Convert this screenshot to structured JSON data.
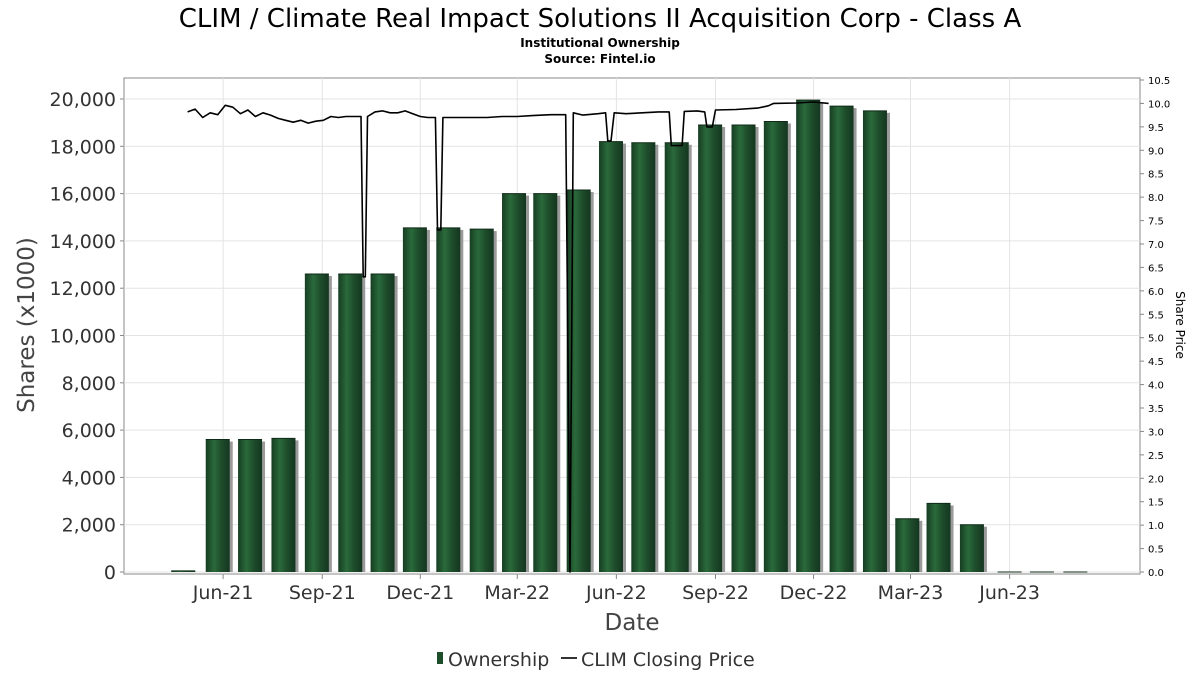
{
  "chart_data": {
    "type": "bar",
    "title": "CLIM / Climate Real Impact Solutions II Acquisition Corp - Class A",
    "subtitle_lines": [
      "Institutional Ownership",
      "Source: Fintel.io"
    ],
    "xlabel": "Date",
    "ylabel": "Shares (x1000)",
    "y2label": "Share Price",
    "ylim": [
      0,
      21000
    ],
    "y2lim": [
      0,
      10.5
    ],
    "yticks": [
      0,
      2000,
      4000,
      6000,
      8000,
      10000,
      12000,
      14000,
      16000,
      18000,
      20000
    ],
    "ytick_labels": [
      "0",
      "2,000",
      "4,000",
      "6,000",
      "8,000",
      "10,000",
      "12,000",
      "14,000",
      "16,000",
      "18,000",
      "20,000"
    ],
    "y2ticks": [
      "0.0",
      "0.5",
      "1.0",
      "1.5",
      "2.0",
      "2.5",
      "3.0",
      "3.5",
      "4.0",
      "4.5",
      "5.0",
      "5.5",
      "6.0",
      "6.5",
      "7.0",
      "7.5",
      "8.0",
      "8.5",
      "9.0",
      "9.5",
      "10.0",
      "10.5"
    ],
    "date_range": [
      "2021-03-01",
      "2023-09-30"
    ],
    "xticks": [
      {
        "label": "Jun-21",
        "date": "2021-06-01"
      },
      {
        "label": "Sep-21",
        "date": "2021-09-01"
      },
      {
        "label": "Dec-21",
        "date": "2021-12-01"
      },
      {
        "label": "Mar-22",
        "date": "2022-03-01"
      },
      {
        "label": "Jun-22",
        "date": "2022-06-01"
      },
      {
        "label": "Sep-22",
        "date": "2022-09-01"
      },
      {
        "label": "Dec-22",
        "date": "2022-12-01"
      },
      {
        "label": "Mar-23",
        "date": "2023-03-01"
      },
      {
        "label": "Jun-23",
        "date": "2023-06-01"
      }
    ],
    "grid": true,
    "legend_position": "bottom",
    "series": [
      {
        "name": "Ownership",
        "type": "bar",
        "color": "#1e4d2b",
        "points": [
          {
            "date": "2021-04-25",
            "value": 50
          },
          {
            "date": "2021-05-27",
            "value": 5600
          },
          {
            "date": "2021-06-26",
            "value": 5600
          },
          {
            "date": "2021-07-27",
            "value": 5650
          },
          {
            "date": "2021-08-27",
            "value": 12600
          },
          {
            "date": "2021-09-27",
            "value": 12600
          },
          {
            "date": "2021-10-27",
            "value": 12600
          },
          {
            "date": "2021-11-26",
            "value": 14550
          },
          {
            "date": "2021-12-27",
            "value": 14550
          },
          {
            "date": "2022-01-27",
            "value": 14500
          },
          {
            "date": "2022-02-26",
            "value": 16000
          },
          {
            "date": "2022-03-27",
            "value": 16000
          },
          {
            "date": "2022-04-27",
            "value": 16150
          },
          {
            "date": "2022-05-27",
            "value": 18200
          },
          {
            "date": "2022-06-26",
            "value": 18150
          },
          {
            "date": "2022-07-27",
            "value": 18150
          },
          {
            "date": "2022-08-27",
            "value": 18900
          },
          {
            "date": "2022-09-27",
            "value": 18900
          },
          {
            "date": "2022-10-27",
            "value": 19050
          },
          {
            "date": "2022-11-26",
            "value": 19950
          },
          {
            "date": "2022-12-27",
            "value": 19700
          },
          {
            "date": "2023-01-27",
            "value": 19500
          },
          {
            "date": "2023-02-26",
            "value": 2250
          },
          {
            "date": "2023-03-27",
            "value": 2900
          },
          {
            "date": "2023-04-27",
            "value": 2000
          },
          {
            "date": "2023-06-01",
            "value": 0
          },
          {
            "date": "2023-07-01",
            "value": 0
          },
          {
            "date": "2023-08-01",
            "value": 0
          }
        ]
      },
      {
        "name": "CLIM Closing Price",
        "type": "line",
        "color": "#000000",
        "points": [
          [
            "2021-04-29",
            9.82
          ],
          [
            "2021-05-06",
            9.88
          ],
          [
            "2021-05-13",
            9.7
          ],
          [
            "2021-05-20",
            9.8
          ],
          [
            "2021-05-27",
            9.76
          ],
          [
            "2021-06-03",
            9.96
          ],
          [
            "2021-06-10",
            9.92
          ],
          [
            "2021-06-17",
            9.78
          ],
          [
            "2021-06-24",
            9.86
          ],
          [
            "2021-07-01",
            9.72
          ],
          [
            "2021-07-08",
            9.8
          ],
          [
            "2021-07-15",
            9.75
          ],
          [
            "2021-07-22",
            9.68
          ],
          [
            "2021-07-29",
            9.64
          ],
          [
            "2021-08-05",
            9.6
          ],
          [
            "2021-08-12",
            9.64
          ],
          [
            "2021-08-19",
            9.58
          ],
          [
            "2021-08-26",
            9.62
          ],
          [
            "2021-09-02",
            9.64
          ],
          [
            "2021-09-09",
            9.72
          ],
          [
            "2021-09-16",
            9.7
          ],
          [
            "2021-09-23",
            9.72
          ],
          [
            "2021-09-30",
            9.72
          ],
          [
            "2021-10-07",
            9.72
          ],
          [
            "2021-10-09",
            6.3
          ],
          [
            "2021-10-11",
            6.3
          ],
          [
            "2021-10-13",
            9.72
          ],
          [
            "2021-10-20",
            9.82
          ],
          [
            "2021-10-27",
            9.84
          ],
          [
            "2021-11-03",
            9.8
          ],
          [
            "2021-11-10",
            9.8
          ],
          [
            "2021-11-17",
            9.84
          ],
          [
            "2021-11-24",
            9.78
          ],
          [
            "2021-12-01",
            9.72
          ],
          [
            "2021-12-08",
            9.7
          ],
          [
            "2021-12-15",
            9.7
          ],
          [
            "2021-12-17",
            7.3
          ],
          [
            "2021-12-20",
            7.3
          ],
          [
            "2021-12-22",
            9.7
          ],
          [
            "2021-12-29",
            9.7
          ],
          [
            "2022-01-15",
            9.7
          ],
          [
            "2022-02-01",
            9.7
          ],
          [
            "2022-02-15",
            9.72
          ],
          [
            "2022-03-01",
            9.72
          ],
          [
            "2022-03-15",
            9.74
          ],
          [
            "2022-04-01",
            9.76
          ],
          [
            "2022-04-15",
            9.76
          ],
          [
            "2022-04-19",
            0.0
          ],
          [
            "2022-04-22",
            9.8
          ],
          [
            "2022-05-01",
            9.75
          ],
          [
            "2022-05-15",
            9.78
          ],
          [
            "2022-05-22",
            9.8
          ],
          [
            "2022-05-24",
            9.2
          ],
          [
            "2022-05-27",
            9.2
          ],
          [
            "2022-05-30",
            9.8
          ],
          [
            "2022-06-10",
            9.78
          ],
          [
            "2022-06-25",
            9.8
          ],
          [
            "2022-07-10",
            9.82
          ],
          [
            "2022-07-20",
            9.82
          ],
          [
            "2022-07-22",
            9.1
          ],
          [
            "2022-08-01",
            9.1
          ],
          [
            "2022-08-03",
            9.83
          ],
          [
            "2022-08-15",
            9.84
          ],
          [
            "2022-08-22",
            9.82
          ],
          [
            "2022-08-24",
            9.5
          ],
          [
            "2022-08-29",
            9.5
          ],
          [
            "2022-09-01",
            9.86
          ],
          [
            "2022-09-20",
            9.87
          ],
          [
            "2022-10-10",
            9.9
          ],
          [
            "2022-10-20",
            9.95
          ],
          [
            "2022-10-25",
            10.0
          ],
          [
            "2022-11-15",
            10.01
          ],
          [
            "2022-12-01",
            10.03
          ],
          [
            "2022-12-15",
            10.0
          ]
        ]
      }
    ]
  }
}
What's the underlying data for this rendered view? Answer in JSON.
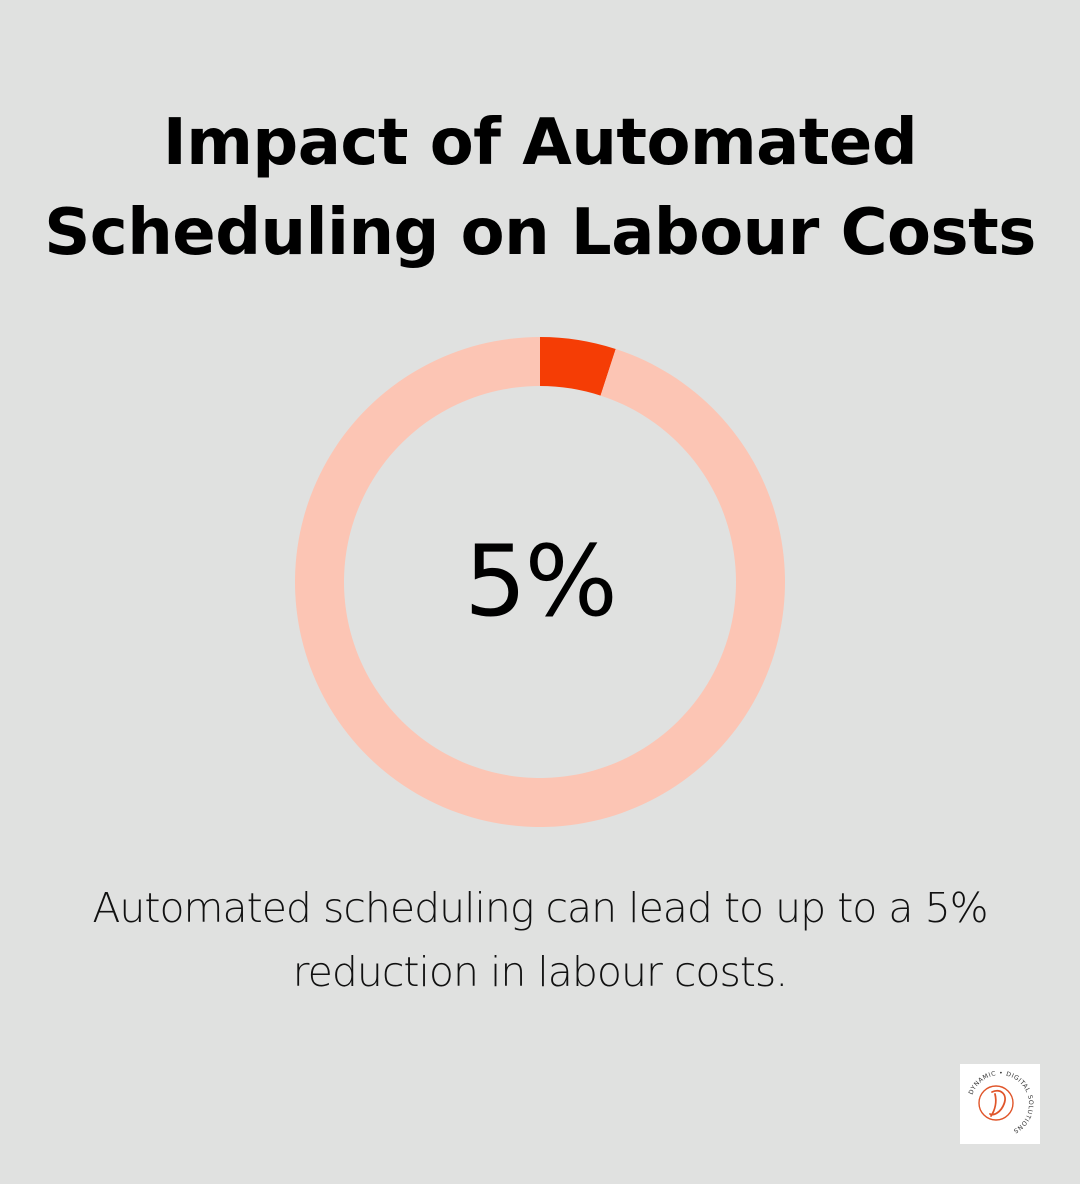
{
  "title_lines": [
    "Impact of Automated",
    "Scheduling on Labour Costs"
  ],
  "chart_data": {
    "type": "pie",
    "style": "donut",
    "slices": [
      {
        "value": 5,
        "color": "#f53d05"
      },
      {
        "value": 95,
        "color": "#fcc5b4"
      }
    ],
    "center_label": "5%"
  },
  "caption_lines": [
    "Automated scheduling can lead to up to a 5%",
    "reduction in labour costs."
  ],
  "logo": {
    "name": "dynamic-digital-solutions-logo",
    "text": "DYNAMIC • DIGITAL SOLUTIONS",
    "color": "#e0552a"
  },
  "colors": {
    "background": "#e0e1e0",
    "accent": "#f53d05",
    "track": "#fcc5b4"
  }
}
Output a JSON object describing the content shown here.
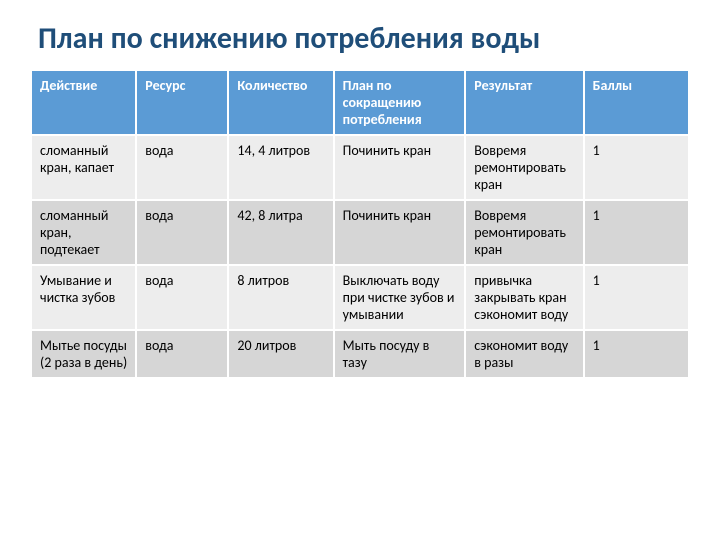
{
  "title": "План по снижению потребления воды",
  "table": {
    "columns": [
      "Действие",
      "Ресурс",
      "Количество",
      "План по сокращению потребления",
      "Результат",
      "Баллы"
    ],
    "rows": [
      [
        "сломанный кран, капает",
        "вода",
        "14, 4 литров",
        "Починить кран",
        "Вовремя ремонтировать кран",
        "1"
      ],
      [
        "сломанный кран, подтекает",
        "вода",
        "42, 8 литра",
        "Починить кран",
        "Вовремя ремонтировать кран",
        "1"
      ],
      [
        "Умывание и чистка зубов",
        "вода",
        "8 литров",
        "Выключать воду при чистке зубов и умывании",
        "привычка закрывать кран сэкономит воду",
        "1"
      ],
      [
        "Мытье посуды (2 раза в день)",
        "вода",
        "20 литров",
        "Мыть посуду в тазу",
        "сэкономит воду в разы",
        "1"
      ]
    ],
    "header_bg": "#5b9bd5",
    "header_fg": "#ffffff",
    "row_odd_bg": "#ededed",
    "row_even_bg": "#d6d6d6",
    "title_color": "#1f4e79",
    "title_fontsize": 30,
    "cell_fontsize": 14
  }
}
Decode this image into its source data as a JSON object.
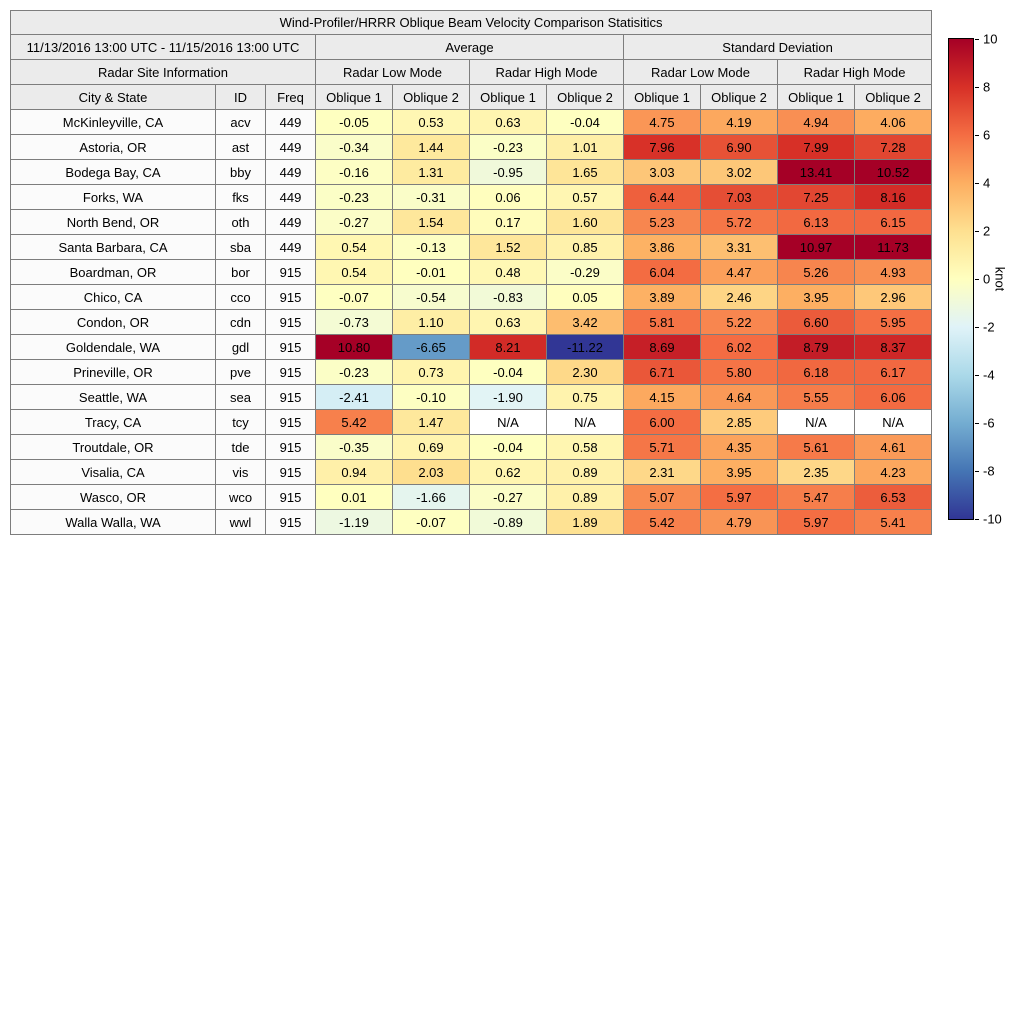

########################################

> Given instruction: All lines that include "Price" are to be gathered and copied.

> Finished task:
    "y2label": "Share Price",
        "name": "CLIM Closing Price",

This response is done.